§ Problem requirements
Show every line where "name" occurs.

== Stored data

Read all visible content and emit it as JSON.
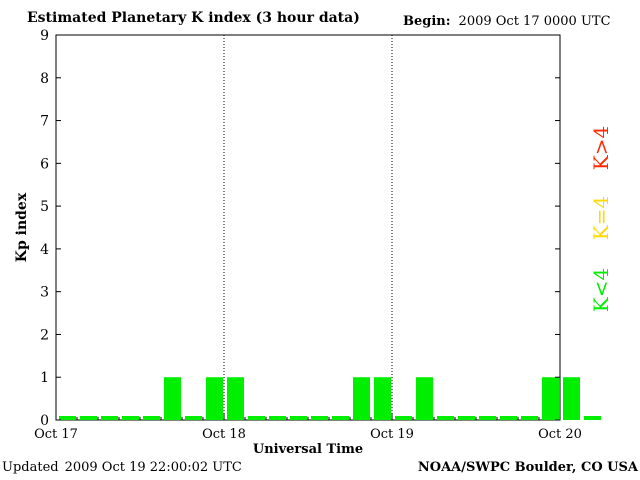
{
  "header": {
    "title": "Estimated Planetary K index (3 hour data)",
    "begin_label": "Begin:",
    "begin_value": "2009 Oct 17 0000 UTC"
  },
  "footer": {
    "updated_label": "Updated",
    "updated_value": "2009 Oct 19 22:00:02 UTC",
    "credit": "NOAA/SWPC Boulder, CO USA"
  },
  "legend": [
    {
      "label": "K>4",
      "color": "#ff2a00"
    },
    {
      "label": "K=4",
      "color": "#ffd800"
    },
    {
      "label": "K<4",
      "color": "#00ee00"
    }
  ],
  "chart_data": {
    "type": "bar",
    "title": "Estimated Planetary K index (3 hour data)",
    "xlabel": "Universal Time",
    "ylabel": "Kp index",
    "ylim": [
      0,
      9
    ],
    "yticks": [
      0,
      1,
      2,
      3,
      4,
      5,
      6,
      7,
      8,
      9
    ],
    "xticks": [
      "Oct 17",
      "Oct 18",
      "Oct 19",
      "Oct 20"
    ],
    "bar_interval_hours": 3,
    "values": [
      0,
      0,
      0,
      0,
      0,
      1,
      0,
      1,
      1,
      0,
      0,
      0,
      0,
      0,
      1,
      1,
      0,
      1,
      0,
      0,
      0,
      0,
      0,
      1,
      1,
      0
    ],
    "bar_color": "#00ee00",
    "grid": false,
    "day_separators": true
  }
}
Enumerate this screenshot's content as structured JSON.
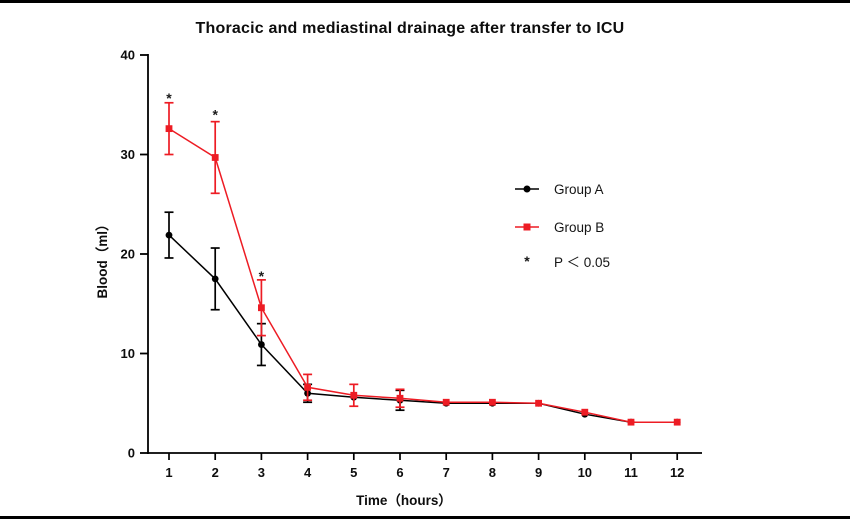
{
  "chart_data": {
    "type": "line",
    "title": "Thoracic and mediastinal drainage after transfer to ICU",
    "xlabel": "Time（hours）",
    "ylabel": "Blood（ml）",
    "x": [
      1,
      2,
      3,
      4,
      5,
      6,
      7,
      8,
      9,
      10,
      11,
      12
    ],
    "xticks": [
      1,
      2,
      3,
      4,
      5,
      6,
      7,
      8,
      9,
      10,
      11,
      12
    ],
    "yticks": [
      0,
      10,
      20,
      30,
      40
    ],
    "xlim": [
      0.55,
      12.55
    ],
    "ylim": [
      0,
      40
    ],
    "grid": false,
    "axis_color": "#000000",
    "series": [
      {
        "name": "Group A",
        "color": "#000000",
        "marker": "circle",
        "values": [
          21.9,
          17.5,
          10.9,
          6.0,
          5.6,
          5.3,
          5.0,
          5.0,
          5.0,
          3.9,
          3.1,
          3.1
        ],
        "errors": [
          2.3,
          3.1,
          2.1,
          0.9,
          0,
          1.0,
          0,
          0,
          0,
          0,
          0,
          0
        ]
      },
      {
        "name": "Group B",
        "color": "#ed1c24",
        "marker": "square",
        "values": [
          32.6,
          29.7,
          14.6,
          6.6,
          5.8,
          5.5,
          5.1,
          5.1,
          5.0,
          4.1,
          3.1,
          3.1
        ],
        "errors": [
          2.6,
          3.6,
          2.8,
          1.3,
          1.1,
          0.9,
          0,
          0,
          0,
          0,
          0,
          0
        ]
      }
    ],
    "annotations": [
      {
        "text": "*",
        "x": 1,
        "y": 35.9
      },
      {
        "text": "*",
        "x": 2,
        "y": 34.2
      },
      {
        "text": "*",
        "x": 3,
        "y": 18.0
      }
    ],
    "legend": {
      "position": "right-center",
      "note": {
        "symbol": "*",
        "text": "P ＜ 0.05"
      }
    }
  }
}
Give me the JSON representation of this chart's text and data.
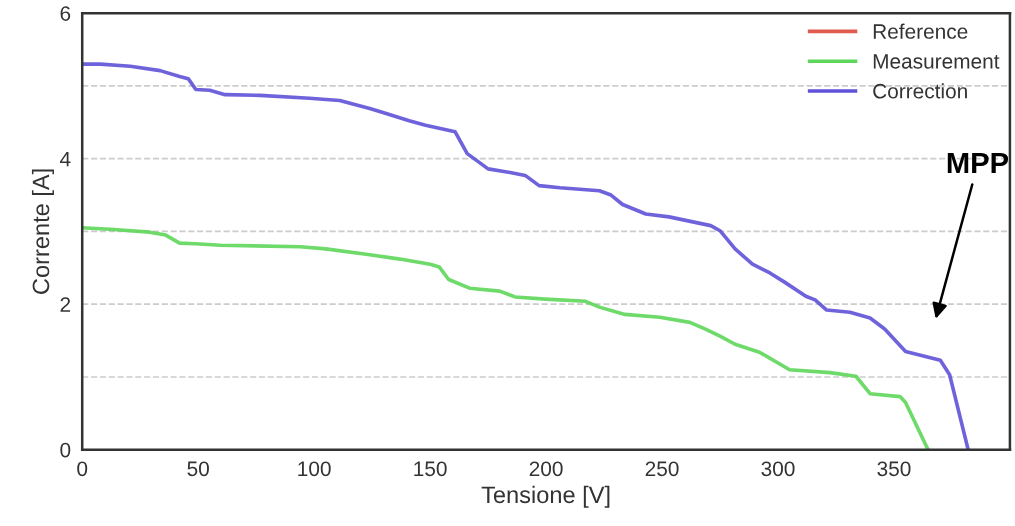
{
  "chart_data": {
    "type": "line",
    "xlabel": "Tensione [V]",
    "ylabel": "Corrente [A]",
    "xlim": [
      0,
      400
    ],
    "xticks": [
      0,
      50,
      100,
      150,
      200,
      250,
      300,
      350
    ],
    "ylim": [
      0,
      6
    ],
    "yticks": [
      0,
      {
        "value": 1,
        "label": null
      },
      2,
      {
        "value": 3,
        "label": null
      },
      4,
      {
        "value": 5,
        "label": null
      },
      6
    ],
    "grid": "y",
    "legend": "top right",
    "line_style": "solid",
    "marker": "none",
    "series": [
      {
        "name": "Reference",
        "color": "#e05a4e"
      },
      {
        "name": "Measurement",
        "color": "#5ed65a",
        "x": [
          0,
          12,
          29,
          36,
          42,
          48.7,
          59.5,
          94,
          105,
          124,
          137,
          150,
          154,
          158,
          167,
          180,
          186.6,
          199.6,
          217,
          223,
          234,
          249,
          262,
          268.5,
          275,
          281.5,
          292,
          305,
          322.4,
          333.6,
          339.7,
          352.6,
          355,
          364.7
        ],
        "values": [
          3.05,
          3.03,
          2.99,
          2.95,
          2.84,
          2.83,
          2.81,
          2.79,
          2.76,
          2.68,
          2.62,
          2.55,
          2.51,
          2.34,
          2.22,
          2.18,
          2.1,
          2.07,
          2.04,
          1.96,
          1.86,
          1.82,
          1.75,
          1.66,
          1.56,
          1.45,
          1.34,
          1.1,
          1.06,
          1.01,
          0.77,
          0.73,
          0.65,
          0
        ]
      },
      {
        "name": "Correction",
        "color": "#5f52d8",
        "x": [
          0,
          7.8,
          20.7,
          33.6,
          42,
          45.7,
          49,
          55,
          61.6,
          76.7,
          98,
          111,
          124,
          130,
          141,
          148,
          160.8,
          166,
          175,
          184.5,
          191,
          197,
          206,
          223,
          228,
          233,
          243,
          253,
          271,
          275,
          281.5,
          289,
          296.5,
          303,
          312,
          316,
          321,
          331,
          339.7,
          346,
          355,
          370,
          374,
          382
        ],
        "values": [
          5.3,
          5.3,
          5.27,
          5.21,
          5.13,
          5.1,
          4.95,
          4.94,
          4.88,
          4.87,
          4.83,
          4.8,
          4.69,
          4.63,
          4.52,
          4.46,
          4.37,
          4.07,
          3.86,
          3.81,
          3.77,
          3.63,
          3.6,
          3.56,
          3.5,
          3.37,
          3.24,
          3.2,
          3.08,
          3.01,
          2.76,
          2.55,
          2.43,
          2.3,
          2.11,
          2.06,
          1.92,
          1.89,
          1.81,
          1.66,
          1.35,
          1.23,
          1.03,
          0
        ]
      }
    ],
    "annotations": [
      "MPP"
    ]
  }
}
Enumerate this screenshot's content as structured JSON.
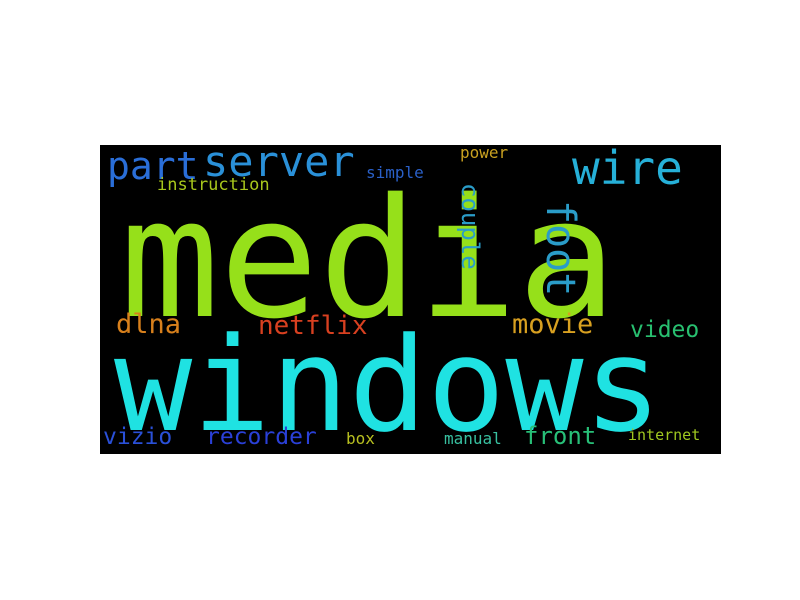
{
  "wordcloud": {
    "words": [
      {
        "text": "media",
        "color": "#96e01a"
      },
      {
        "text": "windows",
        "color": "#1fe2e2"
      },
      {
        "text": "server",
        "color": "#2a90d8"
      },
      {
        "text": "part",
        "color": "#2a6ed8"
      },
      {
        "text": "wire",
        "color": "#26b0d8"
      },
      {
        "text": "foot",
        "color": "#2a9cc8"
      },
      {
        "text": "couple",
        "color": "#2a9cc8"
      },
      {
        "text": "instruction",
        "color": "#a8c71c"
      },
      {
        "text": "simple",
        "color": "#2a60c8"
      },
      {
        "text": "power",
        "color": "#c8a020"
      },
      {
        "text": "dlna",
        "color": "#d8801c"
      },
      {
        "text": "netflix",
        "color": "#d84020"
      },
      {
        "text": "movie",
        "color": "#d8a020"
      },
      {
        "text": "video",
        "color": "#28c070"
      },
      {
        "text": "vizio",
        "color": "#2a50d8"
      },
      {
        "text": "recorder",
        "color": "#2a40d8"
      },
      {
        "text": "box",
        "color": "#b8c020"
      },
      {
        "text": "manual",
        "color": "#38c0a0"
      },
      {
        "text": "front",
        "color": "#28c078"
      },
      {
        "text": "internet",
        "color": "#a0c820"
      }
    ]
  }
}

====

§ The solution
        "name": "Group A",
        "name": "Group B",
        "name": "Reference",
        "name": "Measurement",
        "name": "Correction",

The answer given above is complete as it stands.